> _WHAT IS REQUIRED_
Every line below that holds the string "Assurez" should be copied out.

> _PROVIDED INFORMATION_
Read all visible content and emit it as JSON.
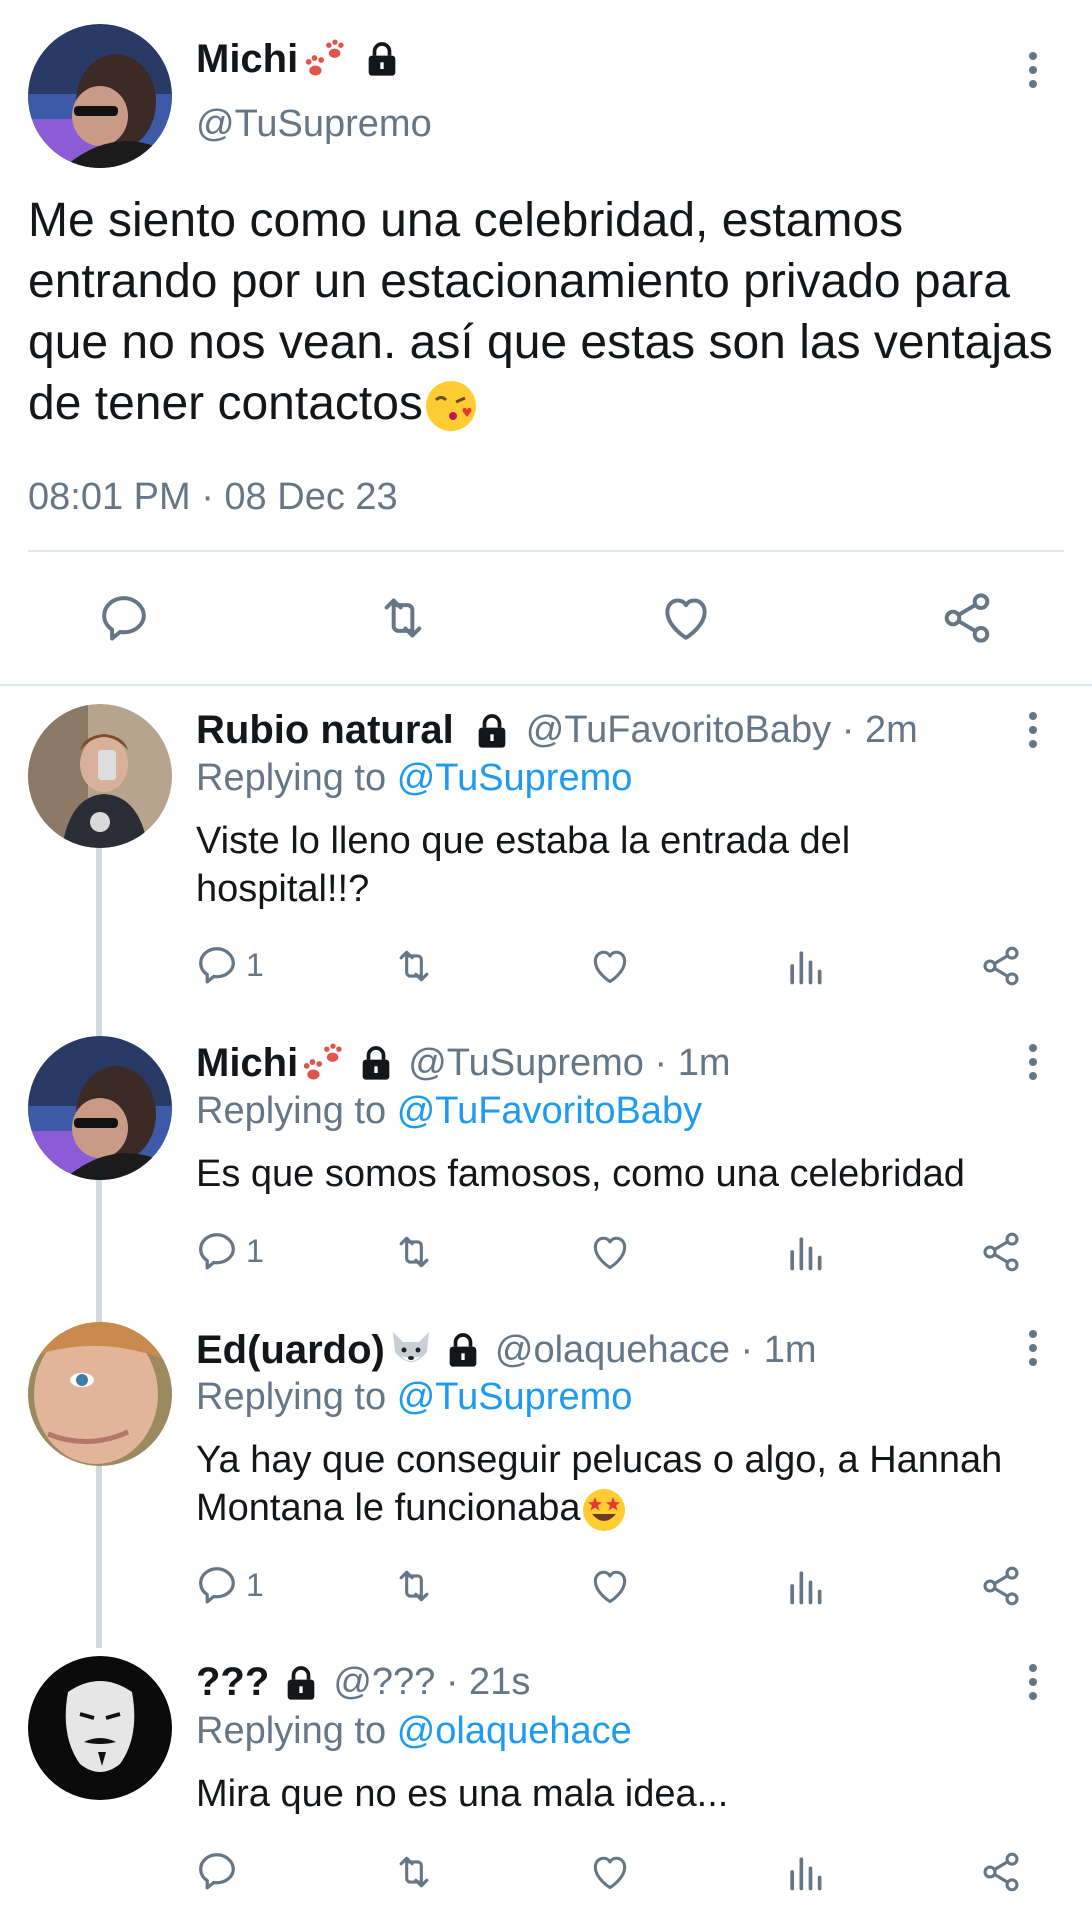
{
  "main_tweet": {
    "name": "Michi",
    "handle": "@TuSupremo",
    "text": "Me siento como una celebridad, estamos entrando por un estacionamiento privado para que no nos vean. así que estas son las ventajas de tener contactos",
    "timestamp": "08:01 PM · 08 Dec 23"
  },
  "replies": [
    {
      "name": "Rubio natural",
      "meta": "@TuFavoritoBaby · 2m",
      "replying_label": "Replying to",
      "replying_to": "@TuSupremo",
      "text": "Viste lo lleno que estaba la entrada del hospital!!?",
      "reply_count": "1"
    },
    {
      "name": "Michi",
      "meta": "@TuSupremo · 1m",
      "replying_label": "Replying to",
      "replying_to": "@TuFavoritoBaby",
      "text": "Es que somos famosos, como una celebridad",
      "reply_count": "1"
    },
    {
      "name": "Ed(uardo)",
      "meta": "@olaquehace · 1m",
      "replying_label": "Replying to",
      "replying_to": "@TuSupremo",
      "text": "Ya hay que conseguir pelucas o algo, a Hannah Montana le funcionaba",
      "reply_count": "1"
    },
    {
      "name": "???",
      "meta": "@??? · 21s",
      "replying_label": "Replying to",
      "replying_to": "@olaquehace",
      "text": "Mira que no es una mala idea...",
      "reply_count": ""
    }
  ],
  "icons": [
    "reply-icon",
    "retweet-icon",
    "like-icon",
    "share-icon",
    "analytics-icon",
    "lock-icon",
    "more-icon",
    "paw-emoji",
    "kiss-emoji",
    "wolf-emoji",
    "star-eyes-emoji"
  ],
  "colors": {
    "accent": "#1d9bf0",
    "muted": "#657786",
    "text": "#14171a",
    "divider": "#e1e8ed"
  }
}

* * *

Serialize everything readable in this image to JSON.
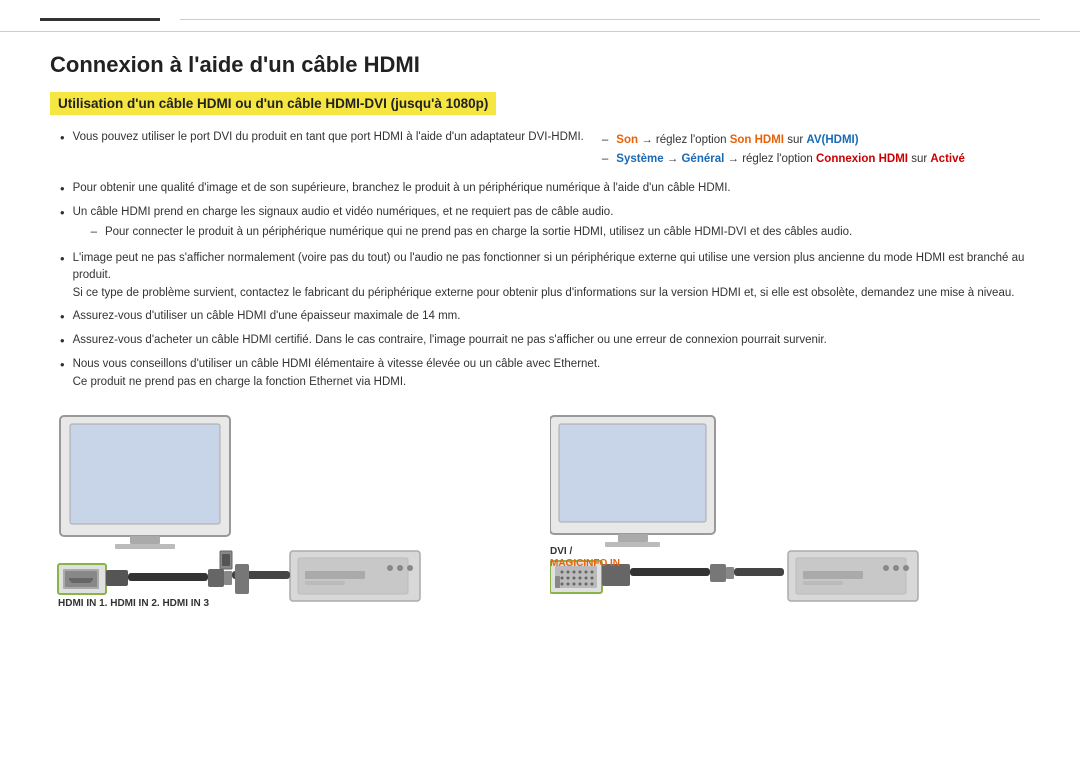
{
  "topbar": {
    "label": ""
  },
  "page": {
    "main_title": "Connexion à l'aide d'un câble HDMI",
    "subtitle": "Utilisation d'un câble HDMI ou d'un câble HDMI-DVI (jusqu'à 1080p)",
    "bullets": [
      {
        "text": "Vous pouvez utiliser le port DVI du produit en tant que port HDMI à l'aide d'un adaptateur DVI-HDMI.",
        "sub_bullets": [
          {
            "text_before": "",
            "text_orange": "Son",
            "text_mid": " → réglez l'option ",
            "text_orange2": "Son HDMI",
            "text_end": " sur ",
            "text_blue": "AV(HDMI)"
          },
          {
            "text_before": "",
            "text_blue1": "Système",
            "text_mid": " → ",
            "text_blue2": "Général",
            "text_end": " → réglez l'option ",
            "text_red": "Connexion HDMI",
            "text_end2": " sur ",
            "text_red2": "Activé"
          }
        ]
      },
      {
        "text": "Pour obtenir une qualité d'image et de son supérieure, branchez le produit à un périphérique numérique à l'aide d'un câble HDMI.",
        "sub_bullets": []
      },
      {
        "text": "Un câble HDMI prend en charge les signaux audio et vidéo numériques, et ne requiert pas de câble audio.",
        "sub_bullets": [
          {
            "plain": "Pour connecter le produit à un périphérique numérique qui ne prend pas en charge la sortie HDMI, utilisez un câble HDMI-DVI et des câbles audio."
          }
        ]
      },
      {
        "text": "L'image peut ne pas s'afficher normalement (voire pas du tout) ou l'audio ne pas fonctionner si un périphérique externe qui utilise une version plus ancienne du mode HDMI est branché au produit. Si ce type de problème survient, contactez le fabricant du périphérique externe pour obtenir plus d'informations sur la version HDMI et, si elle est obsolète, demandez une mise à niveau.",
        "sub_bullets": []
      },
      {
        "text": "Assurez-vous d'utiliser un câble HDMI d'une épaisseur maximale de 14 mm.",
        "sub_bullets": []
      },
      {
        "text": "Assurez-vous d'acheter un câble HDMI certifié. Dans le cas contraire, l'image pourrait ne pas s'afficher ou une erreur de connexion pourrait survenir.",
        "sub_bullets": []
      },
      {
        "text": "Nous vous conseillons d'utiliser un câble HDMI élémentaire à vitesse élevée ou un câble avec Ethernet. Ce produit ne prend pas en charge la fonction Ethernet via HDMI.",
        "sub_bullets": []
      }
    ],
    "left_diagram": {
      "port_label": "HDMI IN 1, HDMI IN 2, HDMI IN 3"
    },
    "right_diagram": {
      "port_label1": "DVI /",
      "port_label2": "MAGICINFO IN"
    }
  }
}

* * *

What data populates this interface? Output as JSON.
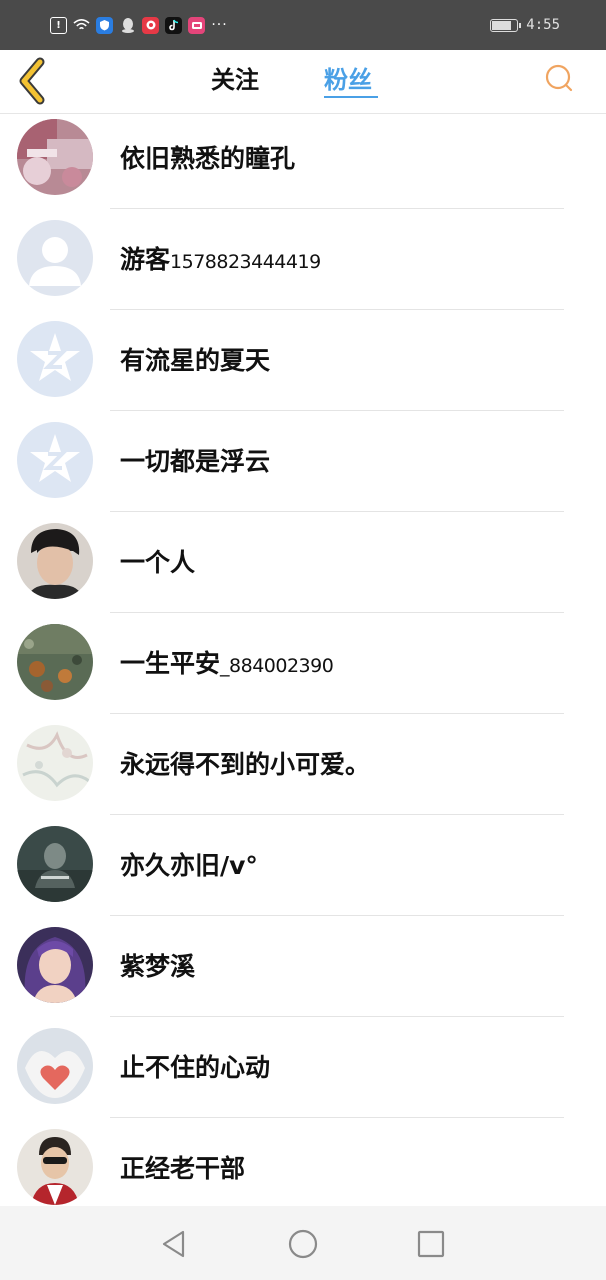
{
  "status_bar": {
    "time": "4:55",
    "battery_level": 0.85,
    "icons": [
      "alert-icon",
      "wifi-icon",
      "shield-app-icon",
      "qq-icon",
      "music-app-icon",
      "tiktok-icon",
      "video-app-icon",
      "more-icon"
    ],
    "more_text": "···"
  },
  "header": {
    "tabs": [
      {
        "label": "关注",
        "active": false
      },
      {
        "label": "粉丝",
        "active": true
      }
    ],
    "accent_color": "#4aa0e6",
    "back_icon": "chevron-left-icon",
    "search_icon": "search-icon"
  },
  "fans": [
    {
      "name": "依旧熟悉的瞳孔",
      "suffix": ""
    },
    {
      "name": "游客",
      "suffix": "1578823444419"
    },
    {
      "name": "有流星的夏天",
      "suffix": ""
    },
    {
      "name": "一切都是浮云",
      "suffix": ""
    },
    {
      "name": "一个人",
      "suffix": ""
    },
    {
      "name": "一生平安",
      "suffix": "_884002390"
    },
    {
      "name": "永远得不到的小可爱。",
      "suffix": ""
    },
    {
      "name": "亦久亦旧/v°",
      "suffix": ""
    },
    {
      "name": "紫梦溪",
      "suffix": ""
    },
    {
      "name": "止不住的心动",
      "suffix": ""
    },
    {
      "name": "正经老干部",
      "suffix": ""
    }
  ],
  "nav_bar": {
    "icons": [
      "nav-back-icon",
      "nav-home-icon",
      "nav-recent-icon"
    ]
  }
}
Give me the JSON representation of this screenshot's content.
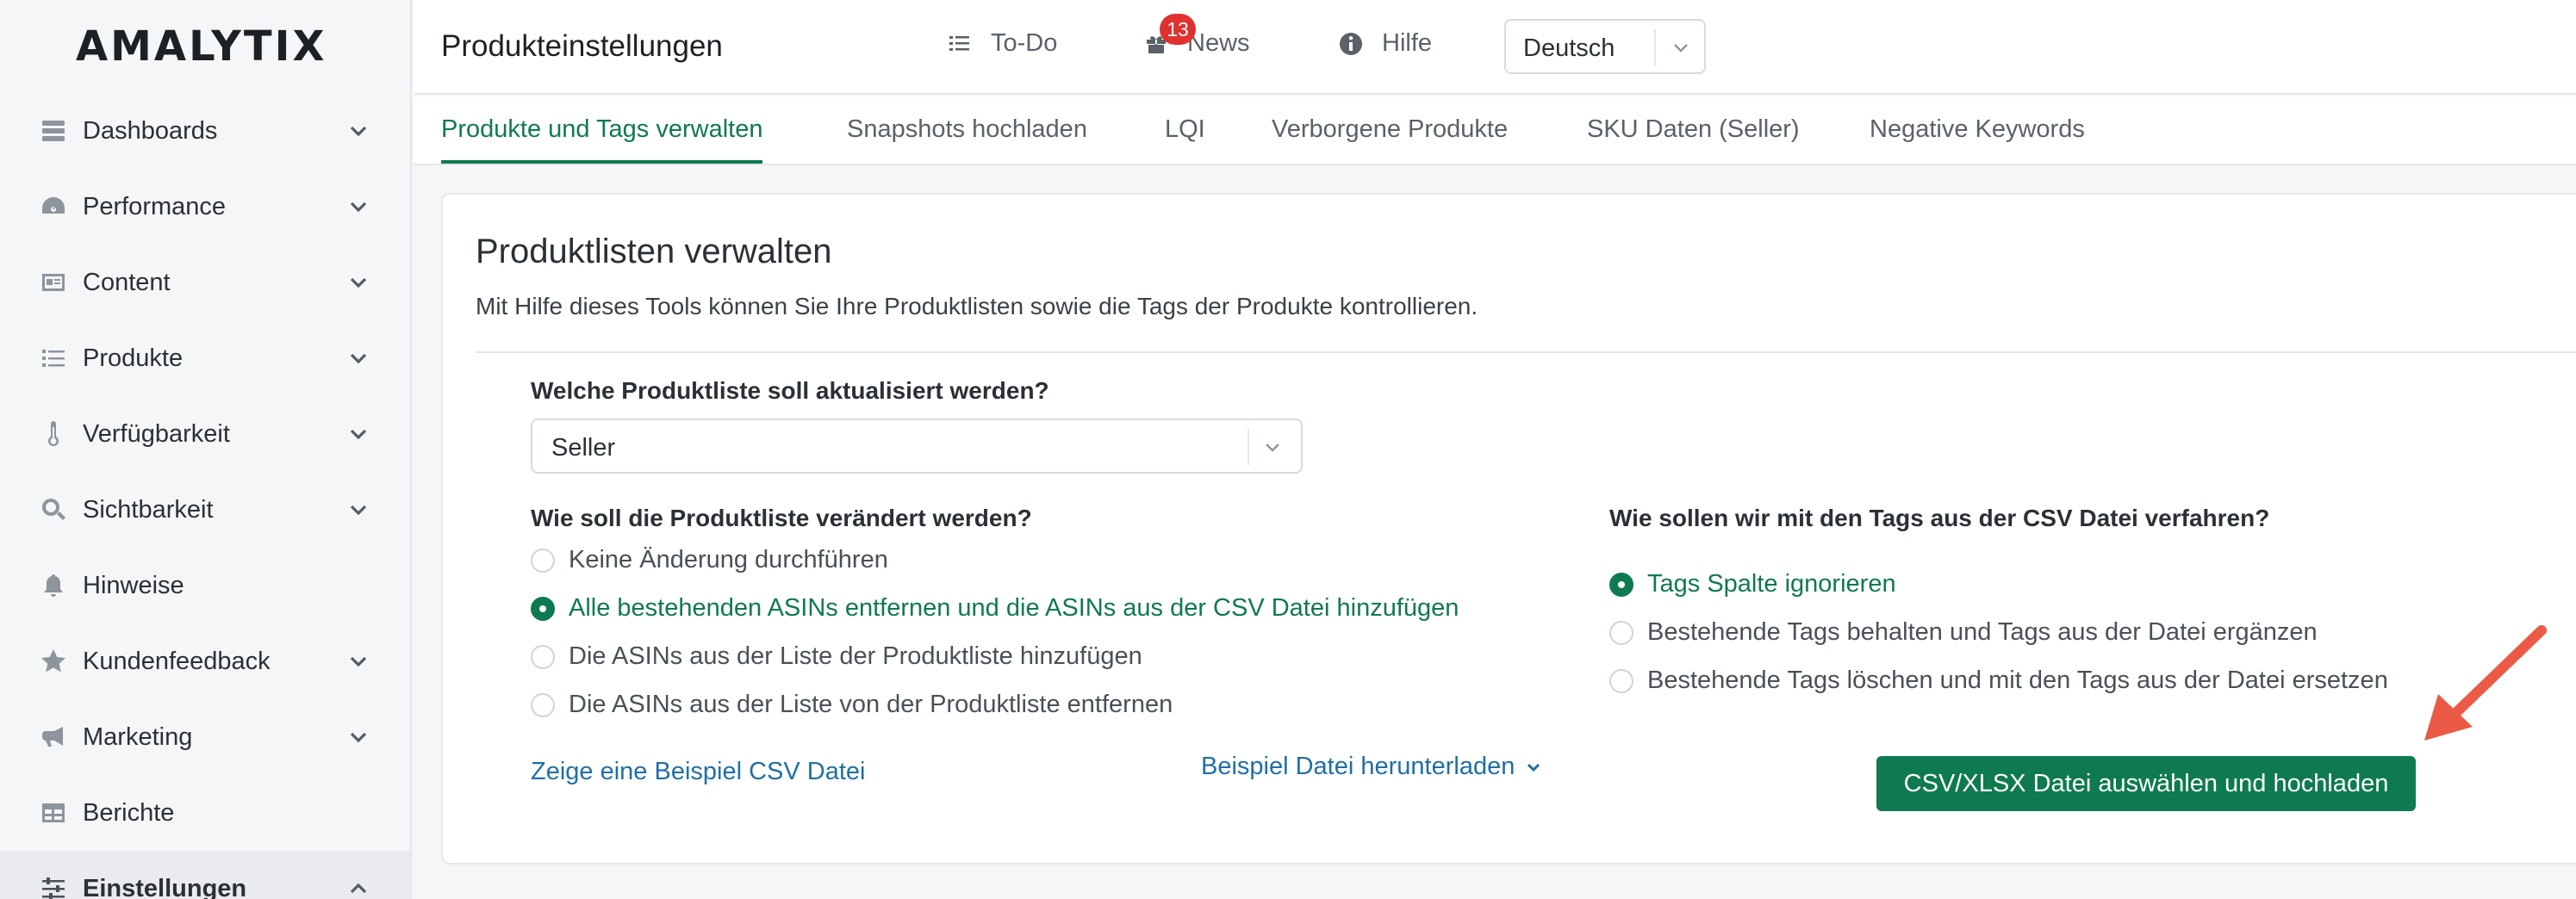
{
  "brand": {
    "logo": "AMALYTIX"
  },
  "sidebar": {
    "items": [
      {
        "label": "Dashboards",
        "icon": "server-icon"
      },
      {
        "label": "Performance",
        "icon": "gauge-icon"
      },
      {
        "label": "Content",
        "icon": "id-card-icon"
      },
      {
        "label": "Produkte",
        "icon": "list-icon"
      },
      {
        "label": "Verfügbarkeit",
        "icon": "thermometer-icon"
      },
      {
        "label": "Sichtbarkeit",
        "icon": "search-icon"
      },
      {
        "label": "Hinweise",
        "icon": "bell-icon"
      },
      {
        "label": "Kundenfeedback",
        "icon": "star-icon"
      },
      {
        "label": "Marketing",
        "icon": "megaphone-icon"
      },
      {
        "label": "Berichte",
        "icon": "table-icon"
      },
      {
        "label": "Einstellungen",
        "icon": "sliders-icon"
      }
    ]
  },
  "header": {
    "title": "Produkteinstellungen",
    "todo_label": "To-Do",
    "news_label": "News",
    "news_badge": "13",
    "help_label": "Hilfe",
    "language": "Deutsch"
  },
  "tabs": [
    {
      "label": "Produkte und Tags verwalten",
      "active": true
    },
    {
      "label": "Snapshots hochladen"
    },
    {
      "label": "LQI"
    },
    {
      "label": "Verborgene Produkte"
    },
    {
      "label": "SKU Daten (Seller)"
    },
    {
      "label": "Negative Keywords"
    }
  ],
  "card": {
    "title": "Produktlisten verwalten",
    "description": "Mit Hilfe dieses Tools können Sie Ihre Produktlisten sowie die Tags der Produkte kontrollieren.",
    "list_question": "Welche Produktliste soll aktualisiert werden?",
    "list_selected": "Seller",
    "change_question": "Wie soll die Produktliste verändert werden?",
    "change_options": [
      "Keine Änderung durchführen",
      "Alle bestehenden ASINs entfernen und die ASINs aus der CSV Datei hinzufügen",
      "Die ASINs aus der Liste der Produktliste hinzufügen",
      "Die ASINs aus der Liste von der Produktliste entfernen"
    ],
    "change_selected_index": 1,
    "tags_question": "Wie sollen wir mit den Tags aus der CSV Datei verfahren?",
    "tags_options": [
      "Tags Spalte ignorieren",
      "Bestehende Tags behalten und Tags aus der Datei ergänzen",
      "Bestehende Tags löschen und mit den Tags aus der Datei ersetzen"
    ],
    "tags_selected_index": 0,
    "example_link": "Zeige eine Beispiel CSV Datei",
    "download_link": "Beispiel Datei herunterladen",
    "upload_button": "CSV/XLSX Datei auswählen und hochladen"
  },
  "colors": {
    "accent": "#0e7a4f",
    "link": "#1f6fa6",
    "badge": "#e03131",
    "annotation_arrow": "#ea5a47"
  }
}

> _TASK OUTPUT_
        "text": "Assurez-vous d'utiliser un câble HDMI d'une épaisseur maximale de 14 mm.",
        "text": "Assurez-vous d'acheter un câble HDMI certifié. Dans le cas contraire, l'image pourrait ne pas s'afficher ou une erreur de connexion pourrait survenir.",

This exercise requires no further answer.